[Records from a dataset]
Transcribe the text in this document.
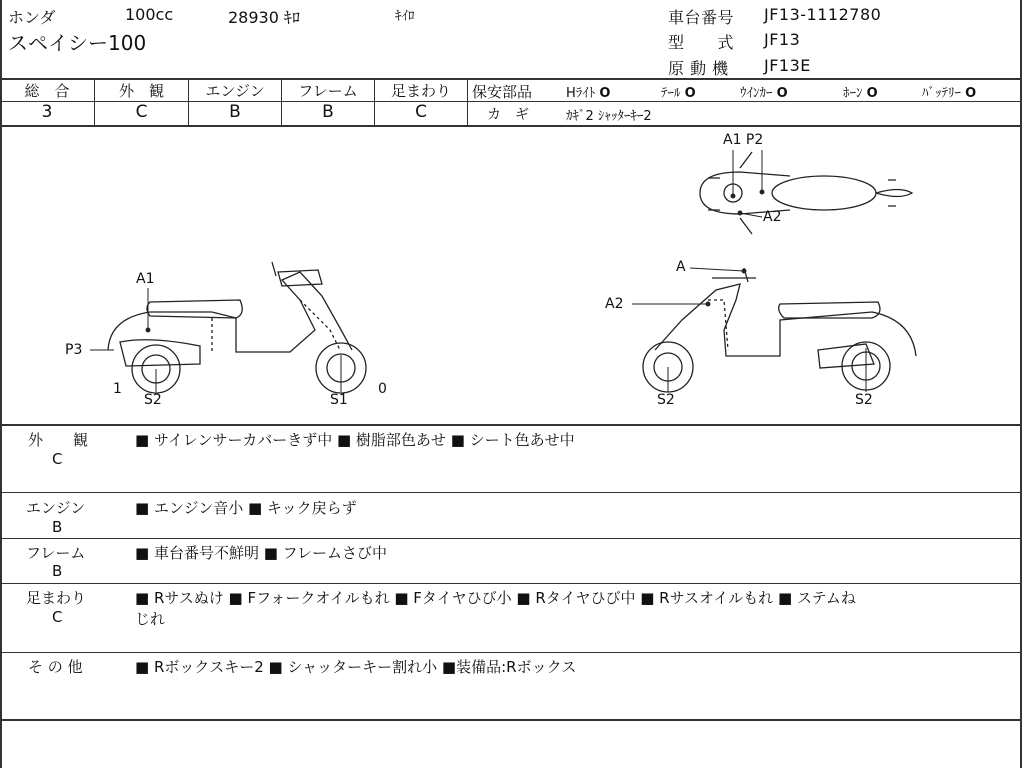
ホンダ	100cc	28930 ｷﾛ	ｷｲﾛ
スペイシー100
車台番号 JF13-1112780
型　　式 JF13
原 動 機 JF13E
総　合	外　観	エンジン	フレーム	足まわり
3	C	B	B	C
保安部品	Hﾗｲﾄ O	ﾃｰﾙ O	ｳｲﾝｶｰ O	ﾎｰﾝ O	ﾊﾞｯﾃﾘｰ O
カ　ギ	ｶｷﾞ2 ｼｬｯﾀｰｷｰ2
A1
P3
1
S2	S1
0
A
A2
S2	S2
A1 P2
A2
外　　観
C
■ サイレンサーカバーきず中 ■ 樹脂部色あせ ■ シート色あせ中
エンジン
B
■ エンジン音小 ■ キック戻らず
フレーム
B
■ 車台番号不鮮明 ■ フレームさび中
足まわり
C
■ Rサスぬけ ■ Fフォークオイルもれ ■ Fタイヤひび小 ■ Rタイヤひび中 ■ Rサスオイルもれ ■ ステムね
じれ
そ の 他	■ Rボックスキー2 ■ シャッターキー割れ小 ■装備品:Rボックス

» THE EXERCISE:
Restate the records above in full, word for word. Keep pictures out.

» WRITTEN REPLY:
Transcribe the text in this document.
ホンダ	100cc	28930 ｷﾛ	ｷｲﾛ
スペイシー100
車台番号 JF13-1112780
型　　式 JF13
原 動 機 JF13E
総　合	外　観	エンジン	フレーム	足まわり
3	C	B	B	C
保安部品	Hﾗｲﾄ O	ﾃｰﾙ O	ｳｲﾝｶｰ O	ﾎｰﾝ O	ﾊﾞｯﾃﾘｰ O
カ　ギ	ｶｷﾞ2 ｼｬｯﾀｰｷｰ2
A1
P3
1
S2	S1
0
A
A2
S2	S2
A1 P2
A2
外　　観
C
■ サイレンサーカバーきず中 ■ 樹脂部色あせ ■ シート色あせ中
エンジン
B
■ エンジン音小 ■ キック戻らず
フレーム
B
■ 車台番号不鮮明 ■ フレームさび中
足まわり
C
■ Rサスぬけ ■ Fフォークオイルもれ ■ Fタイヤひび小 ■ Rタイヤひび中 ■ Rサスオイルもれ ■ ステムね
じれ
そ の 他	■ Rボックスキー2 ■ シャッターキー割れ小 ■装備品:Rボックス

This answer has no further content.